__PROBLEMS TO WORK ON__
- A) From the open-source licensing discussion, set down word for word the passage that begins at "On a side note, it" and stops after "without additional funding?".
- B) According to the open-source licensing discussion, what did the company behind Redis explicitly promise?

[Opening SOURCE PASSAGE section]

So what's the alternative? Let's say you independently create an innovative backend/infrastructure software project in 2025, but one that doesn't lend itself well to a SaaS-only model. You require income from it to continue developing it. Realistically, what license do you pick on day one that doesn't doom you to failure?
Now, it might be better for the Open/elasticsearch ecosystem, because AWS is contributing more, and possibly the competition drives both Opensearch and Elasticsearch to be better. But on the other hand, there is now a split between two incompatible products, and Elastic has certainly lost some trust.
It's already annoying to create your first terraform module for a new AWS managed service, but they then want the users to have the extra complexity of VPC peering/privatelink/vpn and then manage that lifecycle as well.
https://news.ycombinator.com/item?id=42601846
RMS doesn't like the GPL for SaaS software for exactly the same reason they created the AGPL in the first place, and developer inconvenience is less of a concern than potential user freedom breach.
The entity to which the exception is sold could itself close the software for its own users. But so could it if the code was released under a permissive licenses and this is, critically, why RMS finds this acceptable: he doesn't want to consider releasing software under permissive licenses unethical. This is a limit he doesn't want to cross. After all, one can't be blamed for all the sins in the world and it's the company closing the code that would be doing non-free software, not the original authors.
AGPL+CLA doesn't enable more cases of users losing freedom than a permissive license, so this is okay for RMS.
Now, it is a view strictly focused in terms of user freedom outcome and that's probably how anything RMS says should be interpreted by default. Nothing prevents you from considering that there are other aspects to consider and that the imbalance AGPL+CLA creates is unacceptable.
On a side note, it makes me think of the Qt business model.
I'm honestly curious since I've been considering how I license my large OSS projects lately [1], and I really do want to understand what would be "acceptable" here. Start more funding campaigns for the project? Work on it less? Sell merch? Openly communicate that they'll need to re-license without additional funding?
[1] - https://jackson.dev/post/oss-licensing-sucks/
If you choose to give gifts to the world, that’s great, but you should go into it with your eyes open and not expect anything back. The world includes a lot of terrible people and you’re giving them gifts too. It’s okay to change your mind.
Calling it a “rug pull” when a software vendor relicenses seems like biased language. We still have all the gifts they gave us. It’s unfortunate that they changed direction, but nothing lasts forever.
This is not, strictly speaking, true. The example projects saw contribution in terms of code, testing, documentation, and - most importantly - marketing and evangelism.
These projects are not things put up on GitHub as a convenience that people just happened to adopt: the companies in question spent great sums of money encouraging adoption, usually with developer evangelists on staff who’d preach the technical advantages and talk about benefits of the licensing to convince people to use them.
It’s naive at best to position that as simple “gift culture” and claim it’s biased to call it what it really is: a rug pull.
In the case of Redis the company promised explicitly it would always keep the license for Redis core: until it didn’t. That’s a rug pull, plain and simple.
Accepting code and other contributions, encouraging other FOSS projects to rely on a project and then relicensing? Rug pull.
Show me a project that was not aggressively marketed for adoption using open source as a selling point and I’ll agree that’s not a rug pull. If Acme Corp just happened to have a GitHub repo for something under a FOSS license and people organically found and adopted it, okay. I’m not aware of any such examples, though.
And that's before going into the effort of other people that goes into making an open source project successful but who don't have any legal ownership over the source code and thus no legal say in the future of it.

[Closing SOURCE PASSAGE section]
[Opening STORED DATA section]

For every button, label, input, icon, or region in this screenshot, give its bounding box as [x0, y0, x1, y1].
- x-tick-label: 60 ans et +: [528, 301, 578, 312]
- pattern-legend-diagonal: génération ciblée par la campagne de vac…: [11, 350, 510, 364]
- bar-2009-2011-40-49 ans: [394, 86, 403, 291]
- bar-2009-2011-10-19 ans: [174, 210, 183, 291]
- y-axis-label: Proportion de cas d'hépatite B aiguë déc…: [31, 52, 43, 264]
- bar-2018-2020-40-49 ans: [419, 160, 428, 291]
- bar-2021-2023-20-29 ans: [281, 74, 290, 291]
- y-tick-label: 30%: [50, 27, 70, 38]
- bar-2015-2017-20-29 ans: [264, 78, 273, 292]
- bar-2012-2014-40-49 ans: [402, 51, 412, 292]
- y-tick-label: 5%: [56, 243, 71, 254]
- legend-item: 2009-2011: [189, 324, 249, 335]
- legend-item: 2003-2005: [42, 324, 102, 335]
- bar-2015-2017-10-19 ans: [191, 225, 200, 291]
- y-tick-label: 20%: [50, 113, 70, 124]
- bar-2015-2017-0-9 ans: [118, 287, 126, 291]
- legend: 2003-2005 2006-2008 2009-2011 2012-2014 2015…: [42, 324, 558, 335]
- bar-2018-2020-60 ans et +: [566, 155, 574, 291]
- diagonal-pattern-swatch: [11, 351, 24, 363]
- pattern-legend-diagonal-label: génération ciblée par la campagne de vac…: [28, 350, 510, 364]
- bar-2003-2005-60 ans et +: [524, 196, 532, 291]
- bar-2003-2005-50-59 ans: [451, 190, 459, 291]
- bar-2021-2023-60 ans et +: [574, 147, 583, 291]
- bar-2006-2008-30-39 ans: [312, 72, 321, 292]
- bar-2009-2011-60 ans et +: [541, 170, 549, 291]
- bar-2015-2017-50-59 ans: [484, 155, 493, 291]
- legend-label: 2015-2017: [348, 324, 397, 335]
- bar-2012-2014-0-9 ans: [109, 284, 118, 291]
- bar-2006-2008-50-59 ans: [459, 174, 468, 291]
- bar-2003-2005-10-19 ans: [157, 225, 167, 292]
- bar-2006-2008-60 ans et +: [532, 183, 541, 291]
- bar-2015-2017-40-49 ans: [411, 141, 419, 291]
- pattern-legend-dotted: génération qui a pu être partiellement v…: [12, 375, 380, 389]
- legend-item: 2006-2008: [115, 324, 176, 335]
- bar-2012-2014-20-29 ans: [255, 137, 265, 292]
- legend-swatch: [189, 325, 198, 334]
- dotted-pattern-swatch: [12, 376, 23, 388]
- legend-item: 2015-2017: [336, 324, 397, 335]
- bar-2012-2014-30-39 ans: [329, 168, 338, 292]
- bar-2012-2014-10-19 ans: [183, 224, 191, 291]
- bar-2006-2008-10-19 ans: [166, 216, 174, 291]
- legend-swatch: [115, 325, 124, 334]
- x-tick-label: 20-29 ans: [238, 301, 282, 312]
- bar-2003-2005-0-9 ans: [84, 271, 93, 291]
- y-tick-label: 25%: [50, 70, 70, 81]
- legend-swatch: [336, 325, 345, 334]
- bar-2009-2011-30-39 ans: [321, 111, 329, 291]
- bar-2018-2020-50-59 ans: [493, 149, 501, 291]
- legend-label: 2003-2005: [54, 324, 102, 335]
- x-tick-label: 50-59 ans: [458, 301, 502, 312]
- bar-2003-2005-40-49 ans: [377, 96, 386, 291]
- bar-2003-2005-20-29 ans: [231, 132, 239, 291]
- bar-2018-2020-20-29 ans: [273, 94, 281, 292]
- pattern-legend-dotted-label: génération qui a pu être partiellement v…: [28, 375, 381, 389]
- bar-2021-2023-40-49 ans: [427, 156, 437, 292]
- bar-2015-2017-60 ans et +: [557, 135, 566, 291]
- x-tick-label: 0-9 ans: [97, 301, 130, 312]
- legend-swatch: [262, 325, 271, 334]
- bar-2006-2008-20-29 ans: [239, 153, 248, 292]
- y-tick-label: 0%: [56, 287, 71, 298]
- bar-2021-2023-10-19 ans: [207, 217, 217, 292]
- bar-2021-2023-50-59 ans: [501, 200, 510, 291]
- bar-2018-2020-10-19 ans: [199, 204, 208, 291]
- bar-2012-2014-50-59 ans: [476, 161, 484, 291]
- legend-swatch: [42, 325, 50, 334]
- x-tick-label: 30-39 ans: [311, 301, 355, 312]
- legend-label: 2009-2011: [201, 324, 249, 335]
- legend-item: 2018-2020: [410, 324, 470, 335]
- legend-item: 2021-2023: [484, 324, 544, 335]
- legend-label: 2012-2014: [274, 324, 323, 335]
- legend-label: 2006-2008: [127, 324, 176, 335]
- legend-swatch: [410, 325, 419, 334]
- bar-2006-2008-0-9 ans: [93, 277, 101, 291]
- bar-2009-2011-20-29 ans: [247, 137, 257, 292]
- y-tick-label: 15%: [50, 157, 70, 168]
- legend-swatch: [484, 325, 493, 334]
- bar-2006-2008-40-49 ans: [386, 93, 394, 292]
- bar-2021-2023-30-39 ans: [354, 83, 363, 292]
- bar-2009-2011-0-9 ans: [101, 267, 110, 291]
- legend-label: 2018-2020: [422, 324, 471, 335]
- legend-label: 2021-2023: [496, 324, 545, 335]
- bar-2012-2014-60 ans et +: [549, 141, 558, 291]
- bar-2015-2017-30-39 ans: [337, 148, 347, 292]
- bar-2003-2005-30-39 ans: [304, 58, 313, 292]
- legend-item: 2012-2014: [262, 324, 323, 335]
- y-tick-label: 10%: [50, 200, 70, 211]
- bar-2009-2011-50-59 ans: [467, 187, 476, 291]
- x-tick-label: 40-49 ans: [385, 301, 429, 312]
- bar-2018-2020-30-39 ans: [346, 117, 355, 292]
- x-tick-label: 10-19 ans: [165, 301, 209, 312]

[Closing STORED DATA section]

__EXERCISE ANSWERS__
- A)
On a side note, it makes me think of the Qt business model.
I'm honestly curious since I've been considering how I license my large OSS projects lately [1], and I really do want to understand what would be "acceptable" here. Start more funding campaigns for the project? Work on it less? Sell merch? Openly communicate that they'll need to re-license without additional funding?

- B) That it would always keep the license for Redis core.